(WHAT TO PRODUCE): Write out the data again in full, exactly as it reads.
─── ENTRIES SHOWN ───
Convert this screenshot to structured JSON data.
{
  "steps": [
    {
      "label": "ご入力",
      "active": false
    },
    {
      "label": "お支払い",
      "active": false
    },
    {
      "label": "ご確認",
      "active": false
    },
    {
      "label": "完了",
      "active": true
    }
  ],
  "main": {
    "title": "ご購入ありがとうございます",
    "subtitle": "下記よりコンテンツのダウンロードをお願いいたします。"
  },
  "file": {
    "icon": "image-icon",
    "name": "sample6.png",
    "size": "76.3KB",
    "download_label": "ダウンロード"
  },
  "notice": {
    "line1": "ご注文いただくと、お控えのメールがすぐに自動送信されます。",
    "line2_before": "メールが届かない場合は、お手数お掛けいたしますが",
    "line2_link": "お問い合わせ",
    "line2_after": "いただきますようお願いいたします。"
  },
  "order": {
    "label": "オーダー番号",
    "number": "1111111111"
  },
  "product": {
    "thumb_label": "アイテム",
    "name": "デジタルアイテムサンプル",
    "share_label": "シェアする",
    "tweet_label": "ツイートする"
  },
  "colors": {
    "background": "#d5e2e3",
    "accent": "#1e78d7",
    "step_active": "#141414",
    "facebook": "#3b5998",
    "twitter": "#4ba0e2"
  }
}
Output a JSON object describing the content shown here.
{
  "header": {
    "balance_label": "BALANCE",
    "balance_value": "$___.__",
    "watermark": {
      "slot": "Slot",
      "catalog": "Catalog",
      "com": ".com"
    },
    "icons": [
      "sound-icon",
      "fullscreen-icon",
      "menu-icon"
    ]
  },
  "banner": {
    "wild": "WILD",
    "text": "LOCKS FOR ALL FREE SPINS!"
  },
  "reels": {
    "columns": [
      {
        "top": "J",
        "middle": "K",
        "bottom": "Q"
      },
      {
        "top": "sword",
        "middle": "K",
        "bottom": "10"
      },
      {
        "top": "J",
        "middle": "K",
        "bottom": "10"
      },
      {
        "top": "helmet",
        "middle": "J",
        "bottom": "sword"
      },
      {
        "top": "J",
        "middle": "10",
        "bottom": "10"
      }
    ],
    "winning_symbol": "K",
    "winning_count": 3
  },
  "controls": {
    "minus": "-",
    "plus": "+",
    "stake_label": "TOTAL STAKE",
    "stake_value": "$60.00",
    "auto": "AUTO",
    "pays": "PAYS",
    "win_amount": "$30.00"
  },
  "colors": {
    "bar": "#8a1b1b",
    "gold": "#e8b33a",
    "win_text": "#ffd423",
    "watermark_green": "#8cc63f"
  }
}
───
(FULL ANSWER):
Convert this screenshot to structured JSON data.
{
  "steps": [
    {
      "label": "ご入力",
      "active": false
    },
    {
      "label": "お支払い",
      "active": false
    },
    {
      "label": "ご確認",
      "active": false
    },
    {
      "label": "完了",
      "active": true
    }
  ],
  "main": {
    "title": "ご購入ありがとうございます",
    "subtitle": "下記よりコンテンツのダウンロードをお願いいたします。"
  },
  "file": {
    "icon": "image-icon",
    "name": "sample6.png",
    "size": "76.3KB",
    "download_label": "ダウンロード"
  },
  "notice": {
    "line1": "ご注文いただくと、お控えのメールがすぐに自動送信されます。",
    "line2_before": "メールが届かない場合は、お手数お掛けいたしますが",
    "line2_link": "お問い合わせ",
    "line2_after": "いただきますようお願いいたします。"
  },
  "order": {
    "label": "オーダー番号",
    "number": "1111111111"
  },
  "product": {
    "thumb_label": "アイテム",
    "name": "デジタルアイテムサンプル",
    "share_label": "シェアする",
    "tweet_label": "ツイートする"
  },
  "colors": {
    "background": "#d5e2e3",
    "accent": "#1e78d7",
    "step_active": "#141414",
    "facebook": "#3b5998",
    "twitter": "#4ba0e2"
  }
}
Output a JSON object describing the content shown here.
{
  "header": {
    "balance_label": "BALANCE",
    "balance_value": "$___.__",
    "watermark": {
      "slot": "Slot",
      "catalog": "Catalog",
      "com": ".com"
    },
    "icons": [
      "sound-icon",
      "fullscreen-icon",
      "menu-icon"
    ]
  },
  "banner": {
    "wild": "WILD",
    "text": "LOCKS FOR ALL FREE SPINS!"
  },
  "reels": {
    "columns": [
      {
        "top": "J",
        "middle": "K",
        "bottom": "Q"
      },
      {
        "top": "sword",
        "middle": "K",
        "bottom": "10"
      },
      {
        "top": "J",
        "middle": "K",
        "bottom": "10"
      },
      {
        "top": "helmet",
        "middle": "J",
        "bottom": "sword"
      },
      {
        "top": "J",
        "middle": "10",
        "bottom": "10"
      }
    ],
    "winning_symbol": "K",
    "winning_count": 3
  },
  "controls": {
    "minus": "-",
    "plus": "+",
    "stake_label": "TOTAL STAKE",
    "stake_value": "$60.00",
    "auto": "AUTO",
    "pays": "PAYS",
    "win_amount": "$30.00"
  },
  "colors": {
    "bar": "#8a1b1b",
    "gold": "#e8b33a",
    "win_text": "#ffd423",
    "watermark_green": "#8cc63f"
  }
}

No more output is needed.